Data provided

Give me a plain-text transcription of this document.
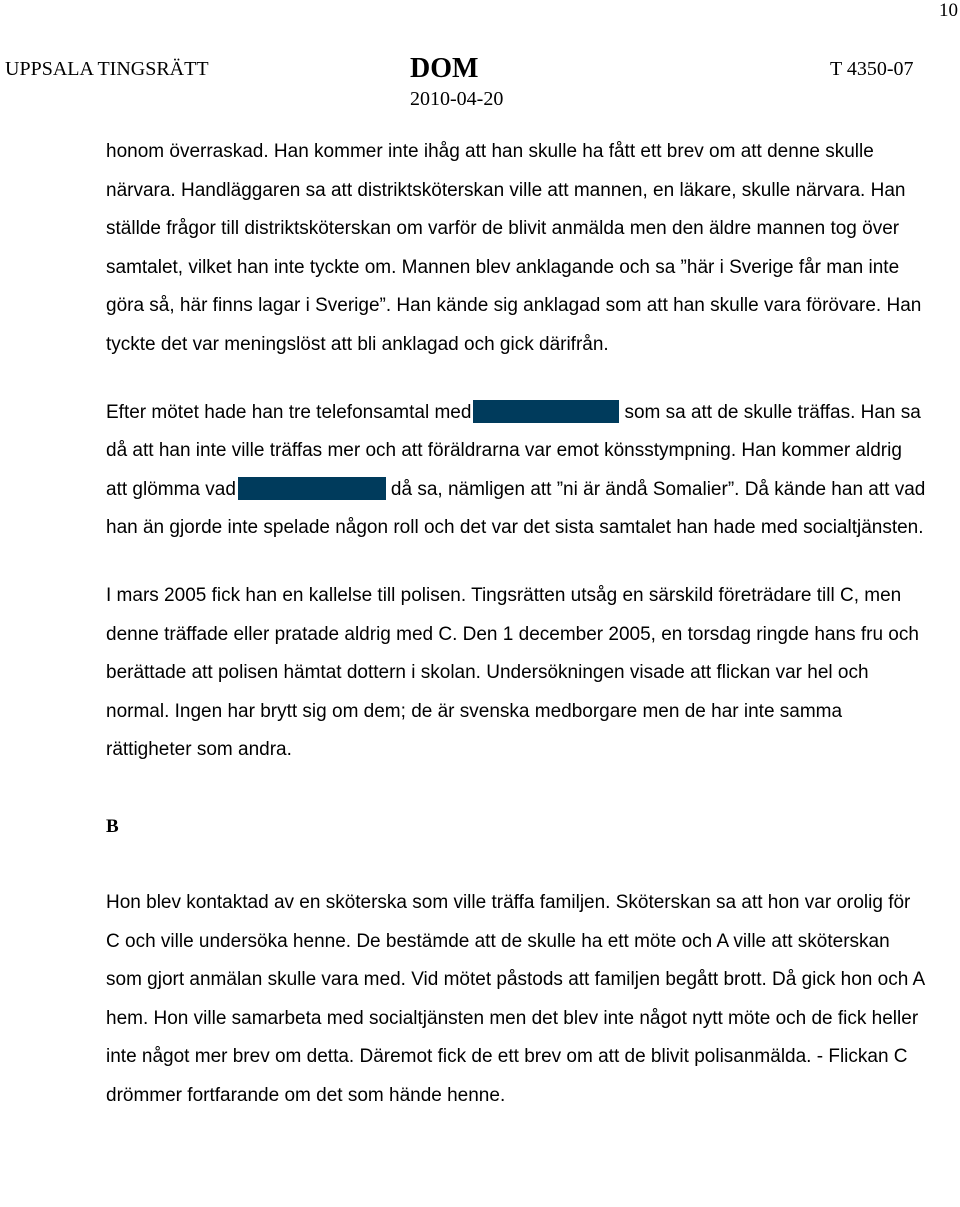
10
UPPSALA TINGSRÄTT	DOM	T 4350-07
2010-04-20

honom överraskad. Han kommer inte ihåg att han skulle ha fått ett brev om att denne skulle närvara. Handläggaren sa att distriktsköterskan ville att mannen, en läkare, skulle närvara. Han ställde frågor till distriktsköterskan om varför de blivit anmälda men den äldre mannen tog över samtalet, vilket han inte tyckte om. Mannen blev anklagande och sa ”här i Sverige får man inte göra så, här finns lagar i Sverige”. Han kände sig anklagad som att han skulle vara förövare. Han tyckte det var meningslöst att bli anklagad och gick därifrån.

Efter mötet hade han tre telefonsamtal med	som sa att de skulle träffas. Han sa då att han inte ville träffas mer och att föräldrarna var emot könsstympning. Han kommer aldrig att glömma vad	då sa, nämligen att ”ni är ändå Somalier”. Då kände han att vad han än gjorde inte spelade någon roll och det var det sista samtalet han hade med socialtjänsten.

I mars 2005 fick han en kallelse till polisen. Tingsrätten utsåg en särskild företrädare till C, men denne träffade eller pratade aldrig med C. Den 1 december 2005, en torsdag ringde hans fru och berättade att polisen hämtat dottern i skolan. Undersökningen visade att flickan var hel och normal. Ingen har brytt sig om dem; de är svenska medborgare men de har inte samma rättigheter som andra.

B

Hon blev kontaktad av en sköterska som ville träffa familjen. Sköterskan sa att hon var orolig för C och ville undersöka henne. De bestämde att de skulle ha ett möte och A ville att sköterskan som gjort anmälan skulle vara med. Vid mötet påstods att familjen begått brott. Då gick hon och A hem. Hon ville samarbeta med socialtjänsten men det blev inte något nytt möte och de fick heller inte något mer brev om detta. Däremot fick de ett brev om att de blivit polisanmälda. - Flickan C drömmer fortfarande om det som hände henne.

Goal of the exercise
Without the pictures, write out every entry precisely as it appears.

Finished exercise
Give me a plain-text transcription of this document.
10
UPPSALA TINGSRÄTT	DOM	T 4350-07
2010-04-20

honom överraskad. Han kommer inte ihåg att han skulle ha fått ett brev om att denne skulle närvara. Handläggaren sa att distriktsköterskan ville att mannen, en läkare, skulle närvara. Han ställde frågor till distriktsköterskan om varför de blivit anmälda men den äldre mannen tog över samtalet, vilket han inte tyckte om. Mannen blev anklagande och sa ”här i Sverige får man inte göra så, här finns lagar i Sverige”. Han kände sig anklagad som att han skulle vara förövare. Han tyckte det var meningslöst att bli anklagad och gick därifrån.

Efter mötet hade han tre telefonsamtal med	som sa att de skulle träffas. Han sa då att han inte ville träffas mer och att föräldrarna var emot könsstympning. Han kommer aldrig att glömma vad	då sa, nämligen att ”ni är ändå Somalier”. Då kände han att vad han än gjorde inte spelade någon roll och det var det sista samtalet han hade med socialtjänsten.

I mars 2005 fick han en kallelse till polisen. Tingsrätten utsåg en särskild företrädare till C, men denne träffade eller pratade aldrig med C. Den 1 december 2005, en torsdag ringde hans fru och berättade att polisen hämtat dottern i skolan. Undersökningen visade att flickan var hel och normal. Ingen har brytt sig om dem; de är svenska medborgare men de har inte samma rättigheter som andra.

B

Hon blev kontaktad av en sköterska som ville träffa familjen. Sköterskan sa att hon var orolig för C och ville undersöka henne. De bestämde att de skulle ha ett möte och A ville att sköterskan som gjort anmälan skulle vara med. Vid mötet påstods att familjen begått brott. Då gick hon och A hem. Hon ville samarbeta med socialtjänsten men det blev inte något nytt möte och de fick heller inte något mer brev om detta. Däremot fick de ett brev om att de blivit polisanmälda. - Flickan C drömmer fortfarande om det som hände henne.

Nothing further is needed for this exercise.